> **Directions**
Leave out the pictures and copy the remaining records exactly.

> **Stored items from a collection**
━━━━━━

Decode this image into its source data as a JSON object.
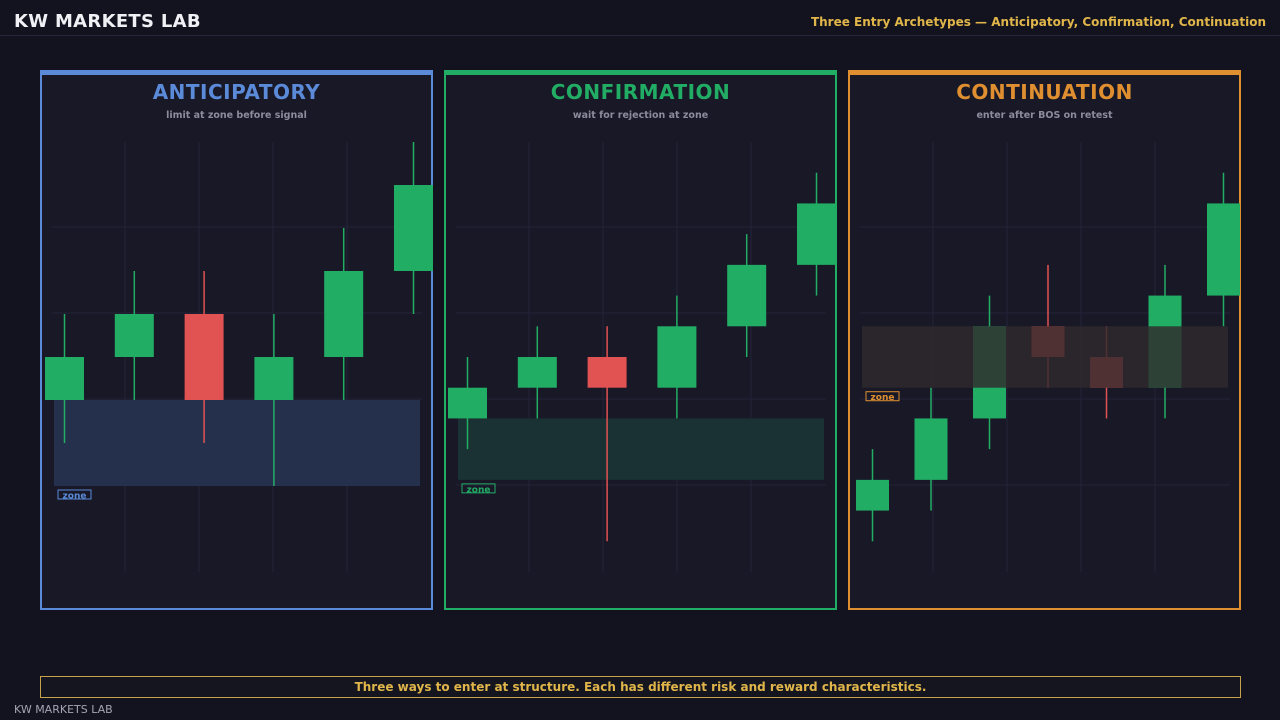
{
  "header": {
    "brand": "KW MARKETS LAB",
    "subtitle": "Three Entry Archetypes — Anticipatory, Confirmation, Continuation"
  },
  "footer": {
    "banner": "Three ways to enter at structure. Each has different risk and reward characteristics.",
    "brand": "KW MARKETS LAB"
  },
  "colors": {
    "bull": "#22ad65",
    "bear": "#e15252",
    "anticipatory": "#5a8ad8",
    "confirmation": "#22ad65",
    "continuation": "#e08f30",
    "grid": "#24243a"
  },
  "chart_data": [
    {
      "type": "candlestick",
      "title": "ANTICIPATORY",
      "subtitle": "limit at zone before signal",
      "accent": "#5a8ad8",
      "y_range": [
        0,
        10
      ],
      "zone": {
        "low": 2,
        "high": 4,
        "label": "zone",
        "fill": "#25304d"
      },
      "candles": [
        {
          "open": 4.0,
          "close": 5.0,
          "high": 6.0,
          "low": 3.0
        },
        {
          "open": 5.0,
          "close": 6.0,
          "high": 7.0,
          "low": 4.0
        },
        {
          "open": 6.0,
          "close": 4.0,
          "high": 7.0,
          "low": 3.0
        },
        {
          "open": 4.0,
          "close": 5.0,
          "high": 6.0,
          "low": 2.0
        },
        {
          "open": 5.0,
          "close": 7.0,
          "high": 8.0,
          "low": 4.0
        },
        {
          "open": 7.0,
          "close": 9.0,
          "high": 10.0,
          "low": 6.0
        }
      ]
    },
    {
      "type": "candlestick",
      "title": "CONFIRMATION",
      "subtitle": "wait for rejection at zone",
      "accent": "#22ad65",
      "y_range": [
        0,
        14
      ],
      "zone": {
        "low": 3,
        "high": 5,
        "label": "zone",
        "fill": "#1a3233"
      },
      "candles": [
        {
          "open": 5.0,
          "close": 6.0,
          "high": 7.0,
          "low": 4.0
        },
        {
          "open": 6.0,
          "close": 7.0,
          "high": 8.0,
          "low": 5.0
        },
        {
          "open": 7.0,
          "close": 6.0,
          "high": 8.0,
          "low": 1.0
        },
        {
          "open": 6.0,
          "close": 8.0,
          "high": 9.0,
          "low": 5.0
        },
        {
          "open": 8.0,
          "close": 10.0,
          "high": 11.0,
          "low": 7.0
        },
        {
          "open": 10.0,
          "close": 12.0,
          "high": 13.0,
          "low": 9.0
        }
      ]
    },
    {
      "type": "candlestick",
      "title": "CONTINUATION",
      "subtitle": "enter after BOS on retest",
      "accent": "#e08f30",
      "y_range": [
        0,
        14
      ],
      "zone": {
        "low": 6,
        "high": 8,
        "label": "zone",
        "fill": "#302a2c"
      },
      "candles": [
        {
          "open": 2.0,
          "close": 3.0,
          "high": 4.0,
          "low": 1.0
        },
        {
          "open": 3.0,
          "close": 5.0,
          "high": 6.0,
          "low": 2.0
        },
        {
          "open": 5.0,
          "close": 8.0,
          "high": 9.0,
          "low": 4.0
        },
        {
          "open": 8.0,
          "close": 7.0,
          "high": 10.0,
          "low": 6.0
        },
        {
          "open": 7.0,
          "close": 6.0,
          "high": 8.0,
          "low": 5.0
        },
        {
          "open": 6.0,
          "close": 9.0,
          "high": 10.0,
          "low": 5.0
        },
        {
          "open": 9.0,
          "close": 12.0,
          "high": 13.0,
          "low": 8.0
        }
      ]
    }
  ]
}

━━━━━━

> **Exercise answer**
Decode this image into its source data as a JSON object.
{
  "header": {
    "brand": "KW MARKETS LAB",
    "subtitle": "Three Entry Archetypes — Anticipatory, Confirmation, Continuation"
  },
  "footer": {
    "banner": "Three ways to enter at structure. Each has different risk and reward characteristics.",
    "brand": "KW MARKETS LAB"
  },
  "colors": {
    "bull": "#22ad65",
    "bear": "#e15252",
    "anticipatory": "#5a8ad8",
    "confirmation": "#22ad65",
    "continuation": "#e08f30",
    "grid": "#24243a"
  },
  "chart_data": [
    {
      "type": "candlestick",
      "title": "ANTICIPATORY",
      "subtitle": "limit at zone before signal",
      "accent": "#5a8ad8",
      "y_range": [
        0,
        10
      ],
      "zone": {
        "low": 2,
        "high": 4,
        "label": "zone",
        "fill": "#25304d"
      },
      "candles": [
        {
          "open": 4.0,
          "close": 5.0,
          "high": 6.0,
          "low": 3.0
        },
        {
          "open": 5.0,
          "close": 6.0,
          "high": 7.0,
          "low": 4.0
        },
        {
          "open": 6.0,
          "close": 4.0,
          "high": 7.0,
          "low": 3.0
        },
        {
          "open": 4.0,
          "close": 5.0,
          "high": 6.0,
          "low": 2.0
        },
        {
          "open": 5.0,
          "close": 7.0,
          "high": 8.0,
          "low": 4.0
        },
        {
          "open": 7.0,
          "close": 9.0,
          "high": 10.0,
          "low": 6.0
        }
      ]
    },
    {
      "type": "candlestick",
      "title": "CONFIRMATION",
      "subtitle": "wait for rejection at zone",
      "accent": "#22ad65",
      "y_range": [
        0,
        14
      ],
      "zone": {
        "low": 3,
        "high": 5,
        "label": "zone",
        "fill": "#1a3233"
      },
      "candles": [
        {
          "open": 5.0,
          "close": 6.0,
          "high": 7.0,
          "low": 4.0
        },
        {
          "open": 6.0,
          "close": 7.0,
          "high": 8.0,
          "low": 5.0
        },
        {
          "open": 7.0,
          "close": 6.0,
          "high": 8.0,
          "low": 1.0
        },
        {
          "open": 6.0,
          "close": 8.0,
          "high": 9.0,
          "low": 5.0
        },
        {
          "open": 8.0,
          "close": 10.0,
          "high": 11.0,
          "low": 7.0
        },
        {
          "open": 10.0,
          "close": 12.0,
          "high": 13.0,
          "low": 9.0
        }
      ]
    },
    {
      "type": "candlestick",
      "title": "CONTINUATION",
      "subtitle": "enter after BOS on retest",
      "accent": "#e08f30",
      "y_range": [
        0,
        14
      ],
      "zone": {
        "low": 6,
        "high": 8,
        "label": "zone",
        "fill": "#302a2c"
      },
      "candles": [
        {
          "open": 2.0,
          "close": 3.0,
          "high": 4.0,
          "low": 1.0
        },
        {
          "open": 3.0,
          "close": 5.0,
          "high": 6.0,
          "low": 2.0
        },
        {
          "open": 5.0,
          "close": 8.0,
          "high": 9.0,
          "low": 4.0
        },
        {
          "open": 8.0,
          "close": 7.0,
          "high": 10.0,
          "low": 6.0
        },
        {
          "open": 7.0,
          "close": 6.0,
          "high": 8.0,
          "low": 5.0
        },
        {
          "open": 6.0,
          "close": 9.0,
          "high": 10.0,
          "low": 5.0
        },
        {
          "open": 9.0,
          "close": 12.0,
          "high": 13.0,
          "low": 8.0
        }
      ]
    }
  ]
}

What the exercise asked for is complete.